_Exercise_
Copy out the full passage below about efforts to establish a Tallgrass Prairie National Preserve, word for word and with nothing changed.

66. Legislation was introduced with bipartisan support of all members of the Oklahoma Congressional Delegation . Prospects for passage were bright. However, one of four major conservation organizations, the Sierra Club, raised objections to some provisions of the bill in a manner that was inconsistent with a prior pledge and agreement with members of the delegation. As a result, a key member of the Oklahoma Delegation withdrew his support and the opportunity to establish a Tallgrass Prairie National Preserve administered by the National Park Service in Oklahoma with federal acquisition of major portions of the Barnard, Chapman and Adams ranches was lost.
66.1 The Adams Ranch was sold, and then in an attempt to preserve the Barnard Ranch specifically for conservation purposes Tulsa businessman Joe Williams spearheaded a successful effort to acquire the property for a prairie preserve under the stewardship of The Nature Conservancy.
66.2 A bill to create the Tallgrass Prairie National Preserve in Kansas and provide for acquisition by the National Park Service was initially drafted by Audubon and Chase County community leaders and then introduced by Congressmen Dan Glickman (D-KS), Jan Meyers (R-KS) and Jim Slattery (D-KS). The bill was approved by the United States House of Representatives on 15 October 1991. However, the United States Senate did not follow the House ‘s leadership during that session of Congress.

_Collected data_
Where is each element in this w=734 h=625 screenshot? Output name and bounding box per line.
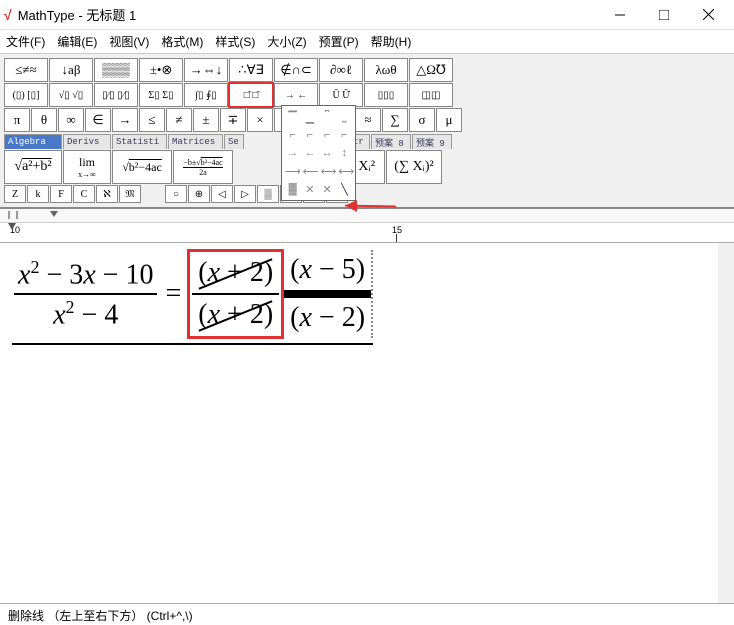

_Complete answer_
66. Legislation was introduced with bipartisan support of all members of the Oklahoma Congressional Delegation . Prospects for passage were bright. However, one of four major conservation organizations, the Sierra Club, raised objections to some provisions of the bill in a manner that was inconsistent with a prior pledge and agreement with members of the delegation. As a result, a key member of the Oklahoma Delegation withdrew his support and the opportunity to establish a Tallgrass Prairie National Preserve administered by the National Park Service in Oklahoma with federal acquisition of major portions of the Barnard, Chapman and Adams ranches was lost.
66.1 The Adams Ranch was sold, and then in an attempt to preserve the Barnard Ranch specifically for conservation purposes Tulsa businessman Joe Williams spearheaded a successful effort to acquire the property for a prairie preserve under the stewardship of The Nature Conservancy.
66.2 A bill to create the Tallgrass Prairie National Preserve in Kansas and provide for acquisition by the National Park Service was initially drafted by Audubon and Chase County community leaders and then introduced by Congressmen Dan Glickman (D-KS), Jan Meyers (R-KS) and Jim Slattery (D-KS). The bill was approved by the United States House of Representatives on 15 October 1991. However, the United States Senate did not follow the House ‘s leadership during that session of Congress.